Rows from a dataset:
>>

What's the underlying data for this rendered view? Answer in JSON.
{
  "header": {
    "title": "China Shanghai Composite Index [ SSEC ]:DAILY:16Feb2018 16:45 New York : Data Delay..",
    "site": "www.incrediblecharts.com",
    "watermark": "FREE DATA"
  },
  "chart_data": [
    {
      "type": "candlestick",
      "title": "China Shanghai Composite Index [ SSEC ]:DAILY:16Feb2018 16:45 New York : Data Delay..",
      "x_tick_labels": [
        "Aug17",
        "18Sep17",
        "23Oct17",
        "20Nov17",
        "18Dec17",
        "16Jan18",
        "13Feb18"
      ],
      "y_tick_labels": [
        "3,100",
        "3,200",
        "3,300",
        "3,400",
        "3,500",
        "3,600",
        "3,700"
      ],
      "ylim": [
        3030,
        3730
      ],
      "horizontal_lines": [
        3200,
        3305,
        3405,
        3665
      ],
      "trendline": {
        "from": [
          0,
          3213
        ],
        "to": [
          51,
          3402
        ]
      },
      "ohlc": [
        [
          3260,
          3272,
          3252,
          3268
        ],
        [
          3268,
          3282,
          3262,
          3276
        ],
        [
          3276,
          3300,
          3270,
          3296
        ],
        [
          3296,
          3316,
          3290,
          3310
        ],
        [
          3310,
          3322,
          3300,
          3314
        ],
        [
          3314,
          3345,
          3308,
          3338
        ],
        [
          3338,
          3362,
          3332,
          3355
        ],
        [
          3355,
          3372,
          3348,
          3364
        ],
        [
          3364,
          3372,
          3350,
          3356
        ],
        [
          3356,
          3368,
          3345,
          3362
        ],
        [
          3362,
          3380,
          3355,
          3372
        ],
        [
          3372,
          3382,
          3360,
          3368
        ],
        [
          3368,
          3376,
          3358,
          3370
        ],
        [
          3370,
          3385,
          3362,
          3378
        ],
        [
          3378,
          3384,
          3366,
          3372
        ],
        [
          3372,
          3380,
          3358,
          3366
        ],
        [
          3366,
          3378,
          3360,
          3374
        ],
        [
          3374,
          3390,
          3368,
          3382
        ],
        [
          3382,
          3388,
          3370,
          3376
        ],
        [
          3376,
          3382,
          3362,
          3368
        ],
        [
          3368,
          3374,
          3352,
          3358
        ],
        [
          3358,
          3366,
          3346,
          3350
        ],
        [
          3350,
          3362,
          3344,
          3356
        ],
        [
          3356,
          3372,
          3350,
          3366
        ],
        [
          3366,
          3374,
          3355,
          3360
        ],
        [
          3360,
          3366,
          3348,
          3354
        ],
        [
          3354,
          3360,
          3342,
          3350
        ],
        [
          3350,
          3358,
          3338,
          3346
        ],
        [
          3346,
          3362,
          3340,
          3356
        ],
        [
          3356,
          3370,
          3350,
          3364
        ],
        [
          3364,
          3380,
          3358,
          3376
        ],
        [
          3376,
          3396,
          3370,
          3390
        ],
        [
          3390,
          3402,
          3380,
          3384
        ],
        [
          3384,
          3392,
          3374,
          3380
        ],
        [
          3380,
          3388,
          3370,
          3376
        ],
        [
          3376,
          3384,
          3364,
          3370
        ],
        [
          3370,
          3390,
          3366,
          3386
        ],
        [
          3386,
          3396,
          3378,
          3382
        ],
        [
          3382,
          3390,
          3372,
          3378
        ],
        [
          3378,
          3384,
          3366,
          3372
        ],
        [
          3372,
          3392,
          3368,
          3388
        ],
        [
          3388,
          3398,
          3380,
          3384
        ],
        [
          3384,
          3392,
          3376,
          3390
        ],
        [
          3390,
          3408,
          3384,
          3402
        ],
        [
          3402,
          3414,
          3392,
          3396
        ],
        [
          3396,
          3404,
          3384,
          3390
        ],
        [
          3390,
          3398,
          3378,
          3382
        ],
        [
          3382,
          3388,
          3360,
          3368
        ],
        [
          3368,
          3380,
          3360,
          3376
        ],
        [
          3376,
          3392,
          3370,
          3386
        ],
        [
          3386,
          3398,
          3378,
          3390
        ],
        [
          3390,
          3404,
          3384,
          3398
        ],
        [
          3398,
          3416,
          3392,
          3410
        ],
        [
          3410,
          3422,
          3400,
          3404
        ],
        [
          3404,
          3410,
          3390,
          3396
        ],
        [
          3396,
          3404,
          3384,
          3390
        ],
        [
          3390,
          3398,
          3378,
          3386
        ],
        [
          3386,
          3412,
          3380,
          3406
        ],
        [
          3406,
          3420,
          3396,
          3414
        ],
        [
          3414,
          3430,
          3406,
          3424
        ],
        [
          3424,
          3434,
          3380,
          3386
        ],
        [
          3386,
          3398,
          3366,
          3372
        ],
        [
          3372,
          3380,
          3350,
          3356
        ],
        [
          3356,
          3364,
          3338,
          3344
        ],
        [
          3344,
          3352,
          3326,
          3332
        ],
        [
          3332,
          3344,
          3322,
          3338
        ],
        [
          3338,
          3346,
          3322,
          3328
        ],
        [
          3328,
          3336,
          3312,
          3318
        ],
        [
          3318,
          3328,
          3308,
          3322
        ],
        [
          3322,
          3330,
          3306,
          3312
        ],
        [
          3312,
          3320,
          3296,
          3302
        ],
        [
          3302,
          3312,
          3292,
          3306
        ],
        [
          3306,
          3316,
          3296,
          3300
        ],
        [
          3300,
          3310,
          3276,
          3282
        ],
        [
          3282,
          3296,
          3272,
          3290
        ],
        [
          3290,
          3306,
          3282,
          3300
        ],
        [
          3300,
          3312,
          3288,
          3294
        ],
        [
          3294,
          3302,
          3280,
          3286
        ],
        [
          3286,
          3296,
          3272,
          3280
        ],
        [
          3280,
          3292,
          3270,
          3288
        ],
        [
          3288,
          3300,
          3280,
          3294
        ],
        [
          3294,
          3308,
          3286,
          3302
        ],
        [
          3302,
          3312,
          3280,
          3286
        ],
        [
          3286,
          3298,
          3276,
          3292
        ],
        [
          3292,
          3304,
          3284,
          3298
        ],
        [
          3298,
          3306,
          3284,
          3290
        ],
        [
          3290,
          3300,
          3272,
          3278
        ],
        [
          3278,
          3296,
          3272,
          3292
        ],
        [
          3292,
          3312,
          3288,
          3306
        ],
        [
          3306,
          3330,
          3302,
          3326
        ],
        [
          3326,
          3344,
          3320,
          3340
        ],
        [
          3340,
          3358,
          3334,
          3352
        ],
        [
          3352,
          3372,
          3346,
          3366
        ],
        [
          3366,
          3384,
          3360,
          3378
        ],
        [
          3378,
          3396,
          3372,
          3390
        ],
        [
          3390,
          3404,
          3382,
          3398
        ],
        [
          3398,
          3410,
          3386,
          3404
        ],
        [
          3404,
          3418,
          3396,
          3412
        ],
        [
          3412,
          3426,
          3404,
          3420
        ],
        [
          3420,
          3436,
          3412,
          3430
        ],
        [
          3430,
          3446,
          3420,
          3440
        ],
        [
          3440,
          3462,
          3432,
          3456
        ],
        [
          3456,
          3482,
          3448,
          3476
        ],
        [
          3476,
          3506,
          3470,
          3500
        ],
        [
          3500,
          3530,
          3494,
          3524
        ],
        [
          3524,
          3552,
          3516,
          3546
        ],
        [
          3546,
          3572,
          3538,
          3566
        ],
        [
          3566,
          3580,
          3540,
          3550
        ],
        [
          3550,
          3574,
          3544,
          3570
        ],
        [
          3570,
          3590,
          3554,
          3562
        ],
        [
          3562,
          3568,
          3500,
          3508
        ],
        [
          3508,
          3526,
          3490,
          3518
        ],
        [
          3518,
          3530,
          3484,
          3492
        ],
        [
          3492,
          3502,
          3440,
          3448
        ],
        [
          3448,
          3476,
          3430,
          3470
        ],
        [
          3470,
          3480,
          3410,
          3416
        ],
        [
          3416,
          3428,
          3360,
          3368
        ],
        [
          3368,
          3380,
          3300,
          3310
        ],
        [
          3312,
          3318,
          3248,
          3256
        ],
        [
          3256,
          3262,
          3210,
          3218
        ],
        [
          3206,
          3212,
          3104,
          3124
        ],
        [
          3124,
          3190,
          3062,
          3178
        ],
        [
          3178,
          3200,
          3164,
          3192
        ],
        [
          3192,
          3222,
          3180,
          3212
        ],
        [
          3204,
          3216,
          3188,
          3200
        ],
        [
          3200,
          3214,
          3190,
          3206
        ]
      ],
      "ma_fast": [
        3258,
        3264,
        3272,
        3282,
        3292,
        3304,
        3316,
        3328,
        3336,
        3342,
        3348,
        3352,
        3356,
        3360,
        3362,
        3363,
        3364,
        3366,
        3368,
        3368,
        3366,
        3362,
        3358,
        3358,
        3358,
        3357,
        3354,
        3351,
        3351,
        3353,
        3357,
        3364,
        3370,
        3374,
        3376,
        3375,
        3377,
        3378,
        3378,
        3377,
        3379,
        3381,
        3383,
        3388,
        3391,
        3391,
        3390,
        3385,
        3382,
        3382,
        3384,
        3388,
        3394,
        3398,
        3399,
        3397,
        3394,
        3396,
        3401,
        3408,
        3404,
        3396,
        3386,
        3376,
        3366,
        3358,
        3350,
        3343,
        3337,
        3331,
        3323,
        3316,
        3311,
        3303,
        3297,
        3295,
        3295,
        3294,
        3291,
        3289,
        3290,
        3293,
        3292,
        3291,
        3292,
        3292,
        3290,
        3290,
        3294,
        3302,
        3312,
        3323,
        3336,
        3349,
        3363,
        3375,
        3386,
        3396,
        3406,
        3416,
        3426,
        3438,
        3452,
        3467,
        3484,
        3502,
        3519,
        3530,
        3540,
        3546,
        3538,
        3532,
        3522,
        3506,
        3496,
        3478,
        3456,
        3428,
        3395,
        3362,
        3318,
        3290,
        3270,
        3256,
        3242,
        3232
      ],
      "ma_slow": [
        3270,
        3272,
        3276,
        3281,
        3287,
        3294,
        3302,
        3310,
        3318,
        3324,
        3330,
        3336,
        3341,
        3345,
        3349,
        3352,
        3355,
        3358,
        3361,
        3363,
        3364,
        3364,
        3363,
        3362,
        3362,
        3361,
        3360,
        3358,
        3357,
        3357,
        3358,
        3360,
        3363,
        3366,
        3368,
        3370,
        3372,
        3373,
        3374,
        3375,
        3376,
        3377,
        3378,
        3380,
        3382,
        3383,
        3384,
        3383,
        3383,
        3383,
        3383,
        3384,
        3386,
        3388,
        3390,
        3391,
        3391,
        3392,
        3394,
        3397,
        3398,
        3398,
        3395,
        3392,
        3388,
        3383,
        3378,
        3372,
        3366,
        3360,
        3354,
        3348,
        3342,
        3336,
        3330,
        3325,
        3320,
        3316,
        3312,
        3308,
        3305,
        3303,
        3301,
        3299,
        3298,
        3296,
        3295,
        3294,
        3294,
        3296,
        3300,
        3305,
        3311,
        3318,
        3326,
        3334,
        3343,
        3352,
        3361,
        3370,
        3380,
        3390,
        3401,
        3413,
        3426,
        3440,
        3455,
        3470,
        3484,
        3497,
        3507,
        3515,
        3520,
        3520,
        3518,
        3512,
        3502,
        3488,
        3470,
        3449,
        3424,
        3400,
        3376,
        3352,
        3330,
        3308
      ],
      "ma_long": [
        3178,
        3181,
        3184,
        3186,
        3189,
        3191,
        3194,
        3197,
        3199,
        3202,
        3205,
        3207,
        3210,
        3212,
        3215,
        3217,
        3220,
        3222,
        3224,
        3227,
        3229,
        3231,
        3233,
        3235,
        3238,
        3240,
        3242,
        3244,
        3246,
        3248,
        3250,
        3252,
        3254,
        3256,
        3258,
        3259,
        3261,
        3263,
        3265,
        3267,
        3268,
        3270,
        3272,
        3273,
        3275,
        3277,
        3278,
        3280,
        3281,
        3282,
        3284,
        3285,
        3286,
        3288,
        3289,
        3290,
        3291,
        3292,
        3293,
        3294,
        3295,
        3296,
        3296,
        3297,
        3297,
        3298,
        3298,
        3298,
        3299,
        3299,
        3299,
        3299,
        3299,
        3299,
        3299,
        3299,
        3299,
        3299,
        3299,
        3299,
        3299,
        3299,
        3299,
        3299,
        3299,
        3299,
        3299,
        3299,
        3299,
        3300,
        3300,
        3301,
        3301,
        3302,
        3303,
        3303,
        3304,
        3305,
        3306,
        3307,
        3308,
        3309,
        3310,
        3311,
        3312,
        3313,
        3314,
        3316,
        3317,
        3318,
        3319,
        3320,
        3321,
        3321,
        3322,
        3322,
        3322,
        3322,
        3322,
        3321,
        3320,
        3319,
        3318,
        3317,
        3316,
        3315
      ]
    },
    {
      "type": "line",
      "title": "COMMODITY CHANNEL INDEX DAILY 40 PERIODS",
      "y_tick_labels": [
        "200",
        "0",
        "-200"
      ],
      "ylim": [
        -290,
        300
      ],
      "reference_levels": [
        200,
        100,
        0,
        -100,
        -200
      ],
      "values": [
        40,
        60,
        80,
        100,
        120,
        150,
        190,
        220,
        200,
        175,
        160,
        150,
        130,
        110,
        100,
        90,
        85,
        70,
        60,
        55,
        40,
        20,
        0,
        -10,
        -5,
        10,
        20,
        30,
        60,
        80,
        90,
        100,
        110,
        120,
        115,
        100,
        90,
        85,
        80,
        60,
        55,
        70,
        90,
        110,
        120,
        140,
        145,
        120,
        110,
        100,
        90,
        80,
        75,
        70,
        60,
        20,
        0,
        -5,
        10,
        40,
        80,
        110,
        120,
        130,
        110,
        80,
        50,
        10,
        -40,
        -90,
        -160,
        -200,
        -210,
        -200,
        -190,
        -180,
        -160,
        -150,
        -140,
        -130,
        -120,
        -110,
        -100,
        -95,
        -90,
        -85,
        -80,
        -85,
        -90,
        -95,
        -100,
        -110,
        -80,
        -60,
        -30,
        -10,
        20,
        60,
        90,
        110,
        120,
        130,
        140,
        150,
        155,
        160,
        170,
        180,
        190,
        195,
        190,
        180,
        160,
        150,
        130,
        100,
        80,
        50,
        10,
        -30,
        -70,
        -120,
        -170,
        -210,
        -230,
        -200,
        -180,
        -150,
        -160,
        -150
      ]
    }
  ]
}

<<

- What is required -
Check each line of the records above for "title", and copy those that have it.

- Full answer -
    "title": "China Shanghai Composite Index [ SSEC ]:DAILY:16Feb2018 16:45 New York : Data Delay..",
      "title": "China Shanghai Composite Index [ SSEC ]:DAILY:16Feb2018 16:45 New York : Data Delay..",
      "title": "COMMODITY CHANNEL INDEX DAILY 40 PERIODS",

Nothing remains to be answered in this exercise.